▸ **What this task involves**
Lines containing "Новосибирской" are to be counted. Report the count alone.

▸ **Data lines**
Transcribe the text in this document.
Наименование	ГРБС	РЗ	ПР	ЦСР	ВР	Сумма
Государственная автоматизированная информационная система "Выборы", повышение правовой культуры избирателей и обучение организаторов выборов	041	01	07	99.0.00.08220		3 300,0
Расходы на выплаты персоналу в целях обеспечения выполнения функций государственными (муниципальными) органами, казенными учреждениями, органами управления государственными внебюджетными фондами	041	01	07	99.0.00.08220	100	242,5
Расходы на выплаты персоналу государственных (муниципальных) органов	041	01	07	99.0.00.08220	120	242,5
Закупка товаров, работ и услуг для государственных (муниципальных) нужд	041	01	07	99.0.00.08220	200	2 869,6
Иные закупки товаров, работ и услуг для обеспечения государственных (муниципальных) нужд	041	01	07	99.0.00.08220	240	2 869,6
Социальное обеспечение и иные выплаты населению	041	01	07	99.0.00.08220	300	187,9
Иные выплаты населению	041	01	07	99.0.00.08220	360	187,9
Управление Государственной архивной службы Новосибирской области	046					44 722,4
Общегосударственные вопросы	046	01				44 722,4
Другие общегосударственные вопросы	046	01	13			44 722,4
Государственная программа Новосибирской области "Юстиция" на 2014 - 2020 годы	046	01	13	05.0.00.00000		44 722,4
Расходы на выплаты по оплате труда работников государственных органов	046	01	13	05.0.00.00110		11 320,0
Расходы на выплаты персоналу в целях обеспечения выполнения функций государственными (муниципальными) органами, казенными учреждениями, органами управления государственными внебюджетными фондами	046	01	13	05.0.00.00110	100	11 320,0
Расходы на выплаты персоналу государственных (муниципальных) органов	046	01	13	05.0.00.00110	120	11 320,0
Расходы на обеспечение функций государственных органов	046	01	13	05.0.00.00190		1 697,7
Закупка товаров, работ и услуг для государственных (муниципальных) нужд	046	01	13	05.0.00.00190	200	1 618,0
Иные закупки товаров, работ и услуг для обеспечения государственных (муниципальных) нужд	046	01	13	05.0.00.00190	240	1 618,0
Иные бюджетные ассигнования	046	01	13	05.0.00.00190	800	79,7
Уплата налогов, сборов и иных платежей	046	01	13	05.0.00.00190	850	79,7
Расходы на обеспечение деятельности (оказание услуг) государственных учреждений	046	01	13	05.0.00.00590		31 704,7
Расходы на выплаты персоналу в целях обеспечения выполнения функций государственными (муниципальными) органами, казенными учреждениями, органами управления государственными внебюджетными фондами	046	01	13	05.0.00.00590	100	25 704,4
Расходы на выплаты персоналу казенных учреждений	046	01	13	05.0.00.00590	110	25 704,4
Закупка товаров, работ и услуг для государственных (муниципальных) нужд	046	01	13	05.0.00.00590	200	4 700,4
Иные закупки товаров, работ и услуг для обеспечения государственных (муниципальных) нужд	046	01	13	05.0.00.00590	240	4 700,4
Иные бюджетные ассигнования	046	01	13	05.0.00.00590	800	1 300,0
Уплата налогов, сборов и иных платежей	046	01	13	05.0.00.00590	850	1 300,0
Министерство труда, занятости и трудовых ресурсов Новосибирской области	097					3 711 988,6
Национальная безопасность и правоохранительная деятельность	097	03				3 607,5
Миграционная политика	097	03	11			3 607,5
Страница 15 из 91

▸ **Output**
3